▶ **Excerpted text**
Suggestion to cutoff "EFI GUID Partion Support" in the kernel so that Ipod & others will be mountable

Jerone Young jerone at gmail.com
Mon Sep 27 03:36:13 UTC 2004


Before I think about filing a bug I'd though I would start a
discussion on this. EFI GUID Partition support is currently only
supported on IA-64. Intel is eventually supposed to support this on
future platforms. But today it is causing havoc, and I would very much
like this off in FC3.

The Apple Ipod (4th Generation) , Ipod Mini, as well as some USB and
Firewire drives are no longer mountable under Linux with this option
on. The 37th post at this link gives a good explination.
http://www.linuxquestions.org/questions/showthread.php?s=&threadid=213012&perpage=15&highlight=ipod&pagenumber=3

Seeing how nothing today or foreseeable in the next year is using
this, I don't see why this cannot be cut off for both the X86, X86_64,
and PPC kernels.

▶ **Extracted records**
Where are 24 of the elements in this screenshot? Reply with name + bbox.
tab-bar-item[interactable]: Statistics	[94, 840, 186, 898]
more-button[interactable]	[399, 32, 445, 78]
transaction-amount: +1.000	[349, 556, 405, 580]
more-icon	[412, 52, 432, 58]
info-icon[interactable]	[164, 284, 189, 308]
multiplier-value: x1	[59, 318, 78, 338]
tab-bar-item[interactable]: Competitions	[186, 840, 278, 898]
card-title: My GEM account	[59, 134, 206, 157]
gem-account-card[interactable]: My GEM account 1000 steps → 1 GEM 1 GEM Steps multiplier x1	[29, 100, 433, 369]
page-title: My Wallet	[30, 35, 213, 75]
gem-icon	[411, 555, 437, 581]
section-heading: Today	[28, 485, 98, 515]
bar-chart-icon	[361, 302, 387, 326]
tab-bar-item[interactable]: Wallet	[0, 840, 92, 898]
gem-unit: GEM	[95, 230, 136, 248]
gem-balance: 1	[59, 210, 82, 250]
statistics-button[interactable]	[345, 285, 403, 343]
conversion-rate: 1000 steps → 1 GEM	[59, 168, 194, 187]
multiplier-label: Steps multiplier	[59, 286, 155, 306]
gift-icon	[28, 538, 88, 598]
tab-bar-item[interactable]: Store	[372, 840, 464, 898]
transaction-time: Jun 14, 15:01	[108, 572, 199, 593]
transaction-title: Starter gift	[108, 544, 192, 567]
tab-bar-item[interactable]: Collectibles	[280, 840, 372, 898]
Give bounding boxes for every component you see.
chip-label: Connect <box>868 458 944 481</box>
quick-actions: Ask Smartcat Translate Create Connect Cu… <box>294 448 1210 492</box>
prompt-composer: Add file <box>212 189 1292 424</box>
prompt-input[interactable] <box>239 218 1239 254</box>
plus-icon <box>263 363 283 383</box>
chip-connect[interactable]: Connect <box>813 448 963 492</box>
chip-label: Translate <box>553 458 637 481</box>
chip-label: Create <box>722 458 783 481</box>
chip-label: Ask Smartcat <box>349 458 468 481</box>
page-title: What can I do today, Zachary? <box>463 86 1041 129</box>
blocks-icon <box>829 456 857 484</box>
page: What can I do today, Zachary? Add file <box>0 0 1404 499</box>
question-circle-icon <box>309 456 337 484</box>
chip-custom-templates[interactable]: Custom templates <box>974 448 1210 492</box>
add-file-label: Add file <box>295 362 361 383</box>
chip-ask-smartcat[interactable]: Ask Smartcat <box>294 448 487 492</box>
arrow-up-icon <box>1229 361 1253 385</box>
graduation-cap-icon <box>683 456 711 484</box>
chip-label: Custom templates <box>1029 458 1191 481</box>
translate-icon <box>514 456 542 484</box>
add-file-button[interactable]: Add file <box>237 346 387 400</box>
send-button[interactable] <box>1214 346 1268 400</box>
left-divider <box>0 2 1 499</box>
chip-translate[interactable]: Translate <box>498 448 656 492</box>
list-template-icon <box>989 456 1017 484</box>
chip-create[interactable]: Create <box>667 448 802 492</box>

▶ **Work to be completed**
Could you retype the post about EFI GUID partition support, from "Seeing how nothing" to "and PPC kernels.", inclusive?

▶ **Answer below**
Seeing how nothing today or foreseeable in the next year is using
this, I don't see why this cannot be cut off for both the X86, X86_64,
and PPC kernels.